Texto citado >>

○ ○ ○ ○ ○ ○ ○

Estos supuestos se están convirtiendo casi en un lugar común y merecen un análisis más profundo para comprender los cambios que realmente se están produciendo. Por eso no vamos a insistir en ellos, porque son bastante conocidos, y porque justamente lo que intentaremos aquí es mostrar otra cara del poliedro.
En este ensayo vamos a plantear como hipótesis que lo que le está pasando hoy a la educación está relacionado con un conjunto de acontecimientos complejos, que pasa por la revolución en las tecnologías de la comunicación, pero que va mucho más allá.
Los cambios de la sociedad son también de tipo económico y político, y sería simplista asociarlos de manera unilateral con la revolución de las comunicaciones. En nuestra hipótesis estamos de acuerdo con quienes hablan de cambios sustantivos que trascienden a la tecnología y que tienen que ver incluso con el modo de ser del pensamiento, o, dicho de otra manera, con las formas de representación que la cultura occidental tiene de sí misma 1.
Pero, ¿cómo se reflejan esos cambios en la educación? Si el problema va más allá de los asuntos relacionados con la comunicación, entonces, ¿qué cambios son los que están transformando la educación?

○ ○ ○ ○ ○ ○ ○

Registros extraídos >>
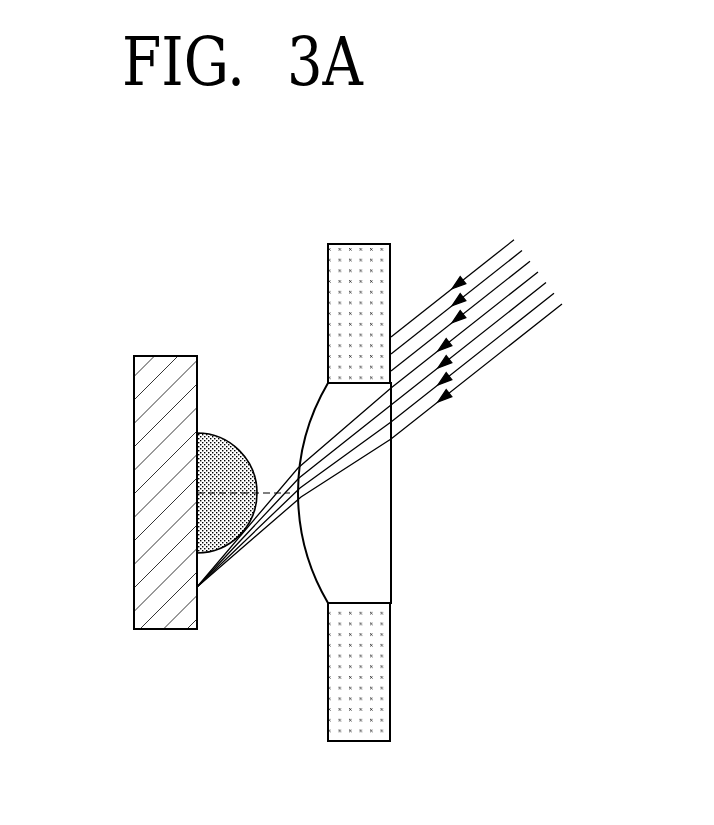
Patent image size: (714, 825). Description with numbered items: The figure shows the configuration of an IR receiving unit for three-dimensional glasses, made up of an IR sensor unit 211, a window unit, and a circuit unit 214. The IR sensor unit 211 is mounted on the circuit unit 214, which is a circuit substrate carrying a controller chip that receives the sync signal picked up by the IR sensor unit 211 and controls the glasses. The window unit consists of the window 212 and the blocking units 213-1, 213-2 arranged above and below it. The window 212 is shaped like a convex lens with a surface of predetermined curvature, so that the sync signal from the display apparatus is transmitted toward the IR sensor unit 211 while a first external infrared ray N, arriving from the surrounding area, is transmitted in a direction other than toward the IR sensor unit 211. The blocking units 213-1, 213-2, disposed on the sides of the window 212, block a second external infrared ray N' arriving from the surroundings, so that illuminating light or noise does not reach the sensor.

The IR sensor unit 211 is at (222, 448).
The window 212 is at (378, 482).
The blocking unit 213-1 is at (382, 262).
The blocking unit 213-2 is at (377, 683).
The circuit unit 214 is at (143, 562).
The first external infrared ray N is at (398, 417).
The second external infrared ray N' is at (485, 287).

○ ○ ○ ○ ○ ○ ○

Ejercicios por resolver >>
A – Responde con base en el texto sobre los cambios en la educación:
(i) ¿Qué se intentará mostrar en vez de insistir en los supuestos conocidos?
(ii) ¿Con qué revolución se relaciona lo que le pasa hoy a la educación, según la hipótesis del ensayo?
(iii) Además de los tecnológicos, ¿de qué tipo son también los cambios de la sociedad?
B – Transcribe sin cambios el pasaje del texto sobre los cambios en la educación que va desde "En este ensayo" hasta "mucho más allá.", incluidas ambas partes.
C – Prolonga el texto sobre los cambios en la educación a partir del punto en que termina.

Respuestas esperadas >>
A –
(i) Otra cara del poliedro.
(ii) Con la revolución en las tecnologías de la comunicación, aunque va mucho más allá.
(iii) De tipo económico y político.

B –
En este ensayo vamos a plantear como hipótesis que lo que le está pasando hoy a la educación está relacionado con un conjunto de acontecimientos complejos, que pasa por la revolución en las tecnologías de la comunicación, pero que va mucho más allá.

C –
En primer lugar, se trata de un asunto político. Lo que vamos a desarrollar más adelante es que los cambios que se están operando en las estructuras de los Estados obligarían a redefinir el lugar de lo educativo en la sociedad. En segundo lugar, las nuevas formas de organización social que ahora emergen estarían generando también transformaciones en las propias prácticas educativas. En tercer lugar, se trata de un asunto de la cultura, de las nuevas formas de comunicación y de producción del conocimiento, pero sobre todo de las mentalidades o de los imaginarios desde los cuales estaríamos insistiendo en lo que sucede en dichas prácticas. Y, finalmente, desde la economía, donde se están creando nuevas formas de producción e intercambio de bienes de consumo, que, entre otras cosas, también están cambiando.
Las reformas de los sistemas educativos que se vienen operando en casi todos los países del mundo legales o de hecho serían expresión de estos fenómenos. Con las diferencias y matices que se dan entre ellas, «creemos que lo que estamos viviendo es una época de transición que marcaría el paso del Estado docente (constituido a partir de la Ilustración) a la sociedad educadora». Esta es nuestra hipótesis.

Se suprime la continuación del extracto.